◆ **ZUR AUFGABE**
Wiederhole wortgetreu den Abschnitt aus dem Text über das Festival Destination: Tashkent, der mit „Begleitend zum Festival“ beginnt und sich bis einschließlich „Festivals vorgestellt wird.“ erstreckt.

::: AUSGANGSTEXT :::

Nach dem Auftakt des Film-und Diskursfestivals Ende September im Goethe-Institut in Taschkent, startet der zweite Teil in Berlin im Haus der Kulturen der Welt (HKW) und im SİNEMA TRANSTOPIA. Ausgangspunkt von Destination: Tashkent sind Konzept und Geschichte des Tashkent Festival for Asian, African and Latin American Cinema, das zwischen 1968 und 1988 Filmemacher*innen verschiedenster Nationen in Usbekistan willkommen hieß. Das damalige Festival war nicht nur ein Schauplatz für das Kino der Sowjetunion und der sogenannten blockfreien Staaten, sondern auch ein Ort der Geselligkeit und der Zusammenkunft für den kritischen Austausch.
Abb. oben: Filmstill aus Tashkent 58-88 von Zumrad Mirzalieva.
Mit der Vorführung von historisch relevanten Filmen lässt Destination: Tashkent den Geist des ursprünglichen Festivals in Berlin wieder aufleben. Dessen Rolle als Plattform für den transnationalen Dialog wird aus einer aktuellen Perspektive und mit einem diskursiven Begleitprogramm neu ausgelotet. Darüber hinaus schlagen zwei Kurzfilmreihen mit Werken zeitgenössischer Filmemacher*innen aus Zentralasien und einer in Berlin ansässigen Diaspora eine Brücke in die Gegenwart.
Begleitend zum Festival erscheint der Destination: Tashkent–Reader mit Texten und Gesprächen, Archivfunden und Ergebnissen der Recherchen vor Ort. Der Reader wird am 1. Dezember im HKW im Rahmen des Festivals vorgestellt wird.
Programm
Mi., 27.11.2024
19:00
Eröffnung
Grußworte von Bonaventure Soh Bejeng Ndikung (HKW), Johannes Ebert (Goethe-Institut), und Maren Niemeyer (Goethe-Institut Usbekistan), Can Sungu (HKW)
Miriam Makeba Auditorium (HKW)
Eintritt frei
19:30
Film: Emitaï (Gott des Donners)
R: Ousmane Sembène, 1971, Senegal, 103‘, Wolof, Diola,
Französisch mit englischen Untertiteln, mit Live Übersetzung
ins Deutsche
Während des Zweiten Weltkriegs rekrutiert das Vichy-Regime Männer aus den französischen Kolonien. Der Widerstand in einem Diola-Dorf im Senegal entwickelt sich unter dem erbarmungslosen Druck seitens der kolonialen Herrschaft zum Aufstand und endet in einer Tragödie. Ousmane Sembènes filmische Erzählung verfolgt die stufenweise Zuspitzung des Konflikts mit dem Fokus auf die Dorfbewohner*innen. Ihre dramatische Stärke schöpft sie jedoch nicht aus den Schicksalen der einzelnen Protagonist*innen, sondern aus dem fatalen Zusammenprall der eingespielten Lebensordnung des Dorfes mit der Ignoranz, Respektlosigkeit und Aggression der ‚weißen‘ Kolonialisten. So wie der Dorfälteste seine Hoffnung nicht an Emitaï, den Gott der Veränderung richtet, sondern an den Aufstand, richtet Sembène seine Hoffnung an die junge Generation.

::: VORLIEGENDE ZEILEN :::

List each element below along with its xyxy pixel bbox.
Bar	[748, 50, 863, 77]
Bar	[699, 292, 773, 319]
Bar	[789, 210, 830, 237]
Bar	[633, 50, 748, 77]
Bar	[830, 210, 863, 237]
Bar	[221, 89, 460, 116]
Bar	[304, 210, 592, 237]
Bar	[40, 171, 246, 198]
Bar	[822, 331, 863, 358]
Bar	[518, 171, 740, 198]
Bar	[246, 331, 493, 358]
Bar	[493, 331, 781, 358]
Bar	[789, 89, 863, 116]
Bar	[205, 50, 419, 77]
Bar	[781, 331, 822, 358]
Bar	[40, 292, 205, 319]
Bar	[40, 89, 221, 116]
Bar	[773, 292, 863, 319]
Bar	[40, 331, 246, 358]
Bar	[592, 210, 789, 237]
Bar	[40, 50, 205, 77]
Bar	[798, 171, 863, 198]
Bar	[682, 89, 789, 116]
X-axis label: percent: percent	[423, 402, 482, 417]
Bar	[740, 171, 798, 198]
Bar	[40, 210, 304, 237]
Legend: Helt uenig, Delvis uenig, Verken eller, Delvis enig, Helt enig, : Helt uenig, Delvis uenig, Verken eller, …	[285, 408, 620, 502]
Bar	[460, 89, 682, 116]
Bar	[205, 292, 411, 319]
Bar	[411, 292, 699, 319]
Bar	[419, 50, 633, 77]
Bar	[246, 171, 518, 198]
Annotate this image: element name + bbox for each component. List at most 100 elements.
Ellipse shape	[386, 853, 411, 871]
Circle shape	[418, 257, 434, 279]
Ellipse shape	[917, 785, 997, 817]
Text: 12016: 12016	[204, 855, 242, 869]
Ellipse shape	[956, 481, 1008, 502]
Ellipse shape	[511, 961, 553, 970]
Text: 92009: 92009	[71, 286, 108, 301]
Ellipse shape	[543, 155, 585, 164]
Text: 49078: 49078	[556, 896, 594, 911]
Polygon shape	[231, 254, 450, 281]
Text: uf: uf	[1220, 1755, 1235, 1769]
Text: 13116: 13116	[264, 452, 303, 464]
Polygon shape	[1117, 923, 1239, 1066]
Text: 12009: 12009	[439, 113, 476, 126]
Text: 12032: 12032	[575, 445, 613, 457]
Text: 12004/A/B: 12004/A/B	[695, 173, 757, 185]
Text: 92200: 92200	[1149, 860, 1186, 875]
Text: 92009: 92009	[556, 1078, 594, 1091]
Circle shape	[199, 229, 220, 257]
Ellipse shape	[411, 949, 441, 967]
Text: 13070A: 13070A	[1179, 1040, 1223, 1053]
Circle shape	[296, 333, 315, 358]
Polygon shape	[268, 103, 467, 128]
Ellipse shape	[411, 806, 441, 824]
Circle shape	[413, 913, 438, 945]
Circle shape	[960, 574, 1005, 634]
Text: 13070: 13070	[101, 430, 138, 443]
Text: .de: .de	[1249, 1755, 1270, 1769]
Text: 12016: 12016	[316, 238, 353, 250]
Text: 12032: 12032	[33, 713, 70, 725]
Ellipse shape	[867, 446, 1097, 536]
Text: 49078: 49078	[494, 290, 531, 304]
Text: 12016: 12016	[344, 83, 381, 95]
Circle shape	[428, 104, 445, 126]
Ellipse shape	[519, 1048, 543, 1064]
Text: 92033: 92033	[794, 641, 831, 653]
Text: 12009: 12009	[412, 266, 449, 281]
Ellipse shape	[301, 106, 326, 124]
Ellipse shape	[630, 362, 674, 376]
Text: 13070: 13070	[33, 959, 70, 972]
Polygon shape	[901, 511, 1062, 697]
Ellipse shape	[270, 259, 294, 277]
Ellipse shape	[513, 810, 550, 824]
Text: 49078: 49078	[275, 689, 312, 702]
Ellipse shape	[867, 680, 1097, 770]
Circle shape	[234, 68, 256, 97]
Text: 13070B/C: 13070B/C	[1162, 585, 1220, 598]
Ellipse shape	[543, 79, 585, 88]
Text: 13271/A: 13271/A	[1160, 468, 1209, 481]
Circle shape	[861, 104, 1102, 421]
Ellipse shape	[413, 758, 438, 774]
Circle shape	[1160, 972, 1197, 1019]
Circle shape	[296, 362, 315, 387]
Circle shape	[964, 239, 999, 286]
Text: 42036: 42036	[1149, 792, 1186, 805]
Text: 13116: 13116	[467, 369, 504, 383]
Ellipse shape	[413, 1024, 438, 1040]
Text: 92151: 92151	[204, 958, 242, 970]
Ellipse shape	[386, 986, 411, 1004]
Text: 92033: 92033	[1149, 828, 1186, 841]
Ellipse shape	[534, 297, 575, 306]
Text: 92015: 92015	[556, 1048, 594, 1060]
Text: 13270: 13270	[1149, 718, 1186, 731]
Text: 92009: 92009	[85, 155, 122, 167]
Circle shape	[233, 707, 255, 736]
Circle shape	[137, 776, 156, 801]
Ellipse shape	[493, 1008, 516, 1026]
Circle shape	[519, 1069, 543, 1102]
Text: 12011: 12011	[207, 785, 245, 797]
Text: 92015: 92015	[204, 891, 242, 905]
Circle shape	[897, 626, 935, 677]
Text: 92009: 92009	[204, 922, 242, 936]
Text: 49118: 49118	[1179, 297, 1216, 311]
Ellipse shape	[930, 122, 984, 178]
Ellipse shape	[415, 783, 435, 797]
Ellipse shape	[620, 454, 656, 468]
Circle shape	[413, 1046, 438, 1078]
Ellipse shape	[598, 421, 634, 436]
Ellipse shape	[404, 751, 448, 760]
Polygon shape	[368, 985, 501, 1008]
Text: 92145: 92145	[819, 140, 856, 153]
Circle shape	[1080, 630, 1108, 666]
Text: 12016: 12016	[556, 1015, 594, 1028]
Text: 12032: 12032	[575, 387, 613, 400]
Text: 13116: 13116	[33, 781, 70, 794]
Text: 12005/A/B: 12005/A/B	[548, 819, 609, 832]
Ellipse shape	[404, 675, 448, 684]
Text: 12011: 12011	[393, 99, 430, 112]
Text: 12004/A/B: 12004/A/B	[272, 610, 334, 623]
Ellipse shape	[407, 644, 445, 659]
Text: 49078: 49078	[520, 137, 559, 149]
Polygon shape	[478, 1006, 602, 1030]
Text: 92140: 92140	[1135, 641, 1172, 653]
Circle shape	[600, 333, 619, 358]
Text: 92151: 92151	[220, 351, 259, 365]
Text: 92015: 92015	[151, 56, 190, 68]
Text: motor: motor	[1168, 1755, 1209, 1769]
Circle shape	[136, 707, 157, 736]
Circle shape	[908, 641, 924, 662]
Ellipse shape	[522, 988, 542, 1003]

:::

◆ **DAS ERGEBNIS**
Begleitend zum Festival erscheint der Destination: Tashkent–Reader mit Texten und Gesprächen, Archivfunden und Ergebnissen der Recherchen vor Ort. Der Reader wird am 1. Dezember im HKW im Rahmen des Festivals vorgestellt wird.